» TEXT SEGMENT:
━━━━━━━━━━━━━━━━━━━━━━━━━━━━━━

Manama: A Kuwaiti lawmaker has called for imposing an annual fee of 1,200 Kuwaiti dinars on all expatriates who have driving licences.
MP Khalid Al Otaibi said the fees would help stem the growth in the number of vehicles on Kuwaiti roads, “a phenomenon that has caused serious problems and impacted people’s interests”.
“Many people have been killed or injured in accidents, and traffic delays have more than doubled because of the congestion in the morning, afternoon, and evening. The roads cannot accommodate such a high number of vehicles,” he said in remarks carried by Kuwaiti daily Al Rai yesterday.
Under his suggestion, only family drivers should be exempted from the annual fee.
Al Otaibi is the latest lawmaker to make fiery statements targeting expatriates, who have reportedly become punching bags.
In other suggestions targeting foreigners, MP Saleh Ashoor said expatriates should be made to pay fixed fees for public services.
Foreigners already pay KD12 annually as municipality fees, which is incorporated into their water and electricity bills.
MP Waleed Al Tabtabai said only Kuwaiti nationals should be recruited as school watchmen and watchwomen.
He added that retired Kuwaitis should also be given a chance to work and that foreigners can be recruited only if no Kuwaiti applied.
MP Safa Al Hashem, who has been spearheading a campaign to limit the number of foreigners in the country by imposing taxes on them, last week said she opposed a proposal by the Ministry of Works to introduce road tolls to be paid by motorists regardless of their nationality.
Al Hashem said the tolls should be paid only by foreign drivers, and Kuwaitis should be exempted, at least for the first year.

━━━━━━━━━━━━━━━━━━━━━━━━━━━━━━

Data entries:
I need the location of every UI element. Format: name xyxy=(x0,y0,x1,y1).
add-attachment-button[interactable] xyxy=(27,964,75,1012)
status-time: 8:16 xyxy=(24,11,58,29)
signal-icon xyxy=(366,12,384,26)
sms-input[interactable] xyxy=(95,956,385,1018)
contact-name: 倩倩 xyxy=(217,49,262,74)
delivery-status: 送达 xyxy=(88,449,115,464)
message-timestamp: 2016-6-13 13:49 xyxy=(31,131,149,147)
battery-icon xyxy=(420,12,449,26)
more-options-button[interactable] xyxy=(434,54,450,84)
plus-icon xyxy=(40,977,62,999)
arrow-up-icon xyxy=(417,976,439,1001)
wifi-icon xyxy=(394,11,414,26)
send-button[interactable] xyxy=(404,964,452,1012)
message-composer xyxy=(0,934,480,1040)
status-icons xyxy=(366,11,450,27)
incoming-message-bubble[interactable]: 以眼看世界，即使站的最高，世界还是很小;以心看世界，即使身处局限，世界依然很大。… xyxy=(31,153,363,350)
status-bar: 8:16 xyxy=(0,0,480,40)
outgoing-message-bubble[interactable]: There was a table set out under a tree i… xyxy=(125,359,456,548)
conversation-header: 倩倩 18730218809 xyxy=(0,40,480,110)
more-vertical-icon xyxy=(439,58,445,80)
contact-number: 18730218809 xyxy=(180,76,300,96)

━━━━━━━━━━━━━━━━━━━━━━━━━━━━━━

» THINGS TO DO:
1) Reproduce the passage of the news report on Kuwaiti fees for expatriates, starting with "Under his suggestion, only" and going on through "become punching bags.".
2) In the news report on Kuwaiti fees for expatriates, condense the paragraph beginning "MP Safa Al Hashem, who has been spearheading" into a shorter version that keeps its main facts.
3) Continue the news report on Kuwaiti fees for expatriates from its final sentence.

» RESULTS IN ORDER:
1)
Under his suggestion, only family drivers should be exempted from the annual fee.
Al Otaibi is the latest lawmaker to make fiery statements targeting expatriates, who have reportedly become punching bags.

2) MP Safa Al Hashem leads a campaign to reduce the number of foreigners in Kuwait by taxing them. Last week she opposed a Ministry of Works proposal for road tolls that all motorists would pay regardless of nationality.

3)
Foreigners make up more than two thirds of Kuwait’s population of 4.4 million. They are mainly unskilled and semi-skilled workers from South Asia and Africa, employed in the service and construction sectors.
Expatriates who apply for a driving licence in Kuwait must have a university degree, draw a minimum monthly salary of KD400, have valid residence, and should have lived for at least two years in Kuwait.
However, these conditions do not apply to drivers for public entities and companies, domestic servants, doctors, pharmacists, advisers, judges, experts, public prosecutors, lawyers, university and college professors, teachers, social workers, laboratory operators, engineers, foreign women married to Kuwaiti men, foreign divorcees, widows of Kuwaiti men, foreign husbands, children of Kuwaiti women, imams, prayer callers, Quran teachers, librarians working in government authorities, journalists, nursing staff, X-ray technicians, managers and graduate accountants, professionals sports players and coaches, pilots, air-stewards and air-hostesses, students, graduate computer programmers, undertakers and those in-charge of burials, housewives with children or housewives with husbands earning more than KD400 a month.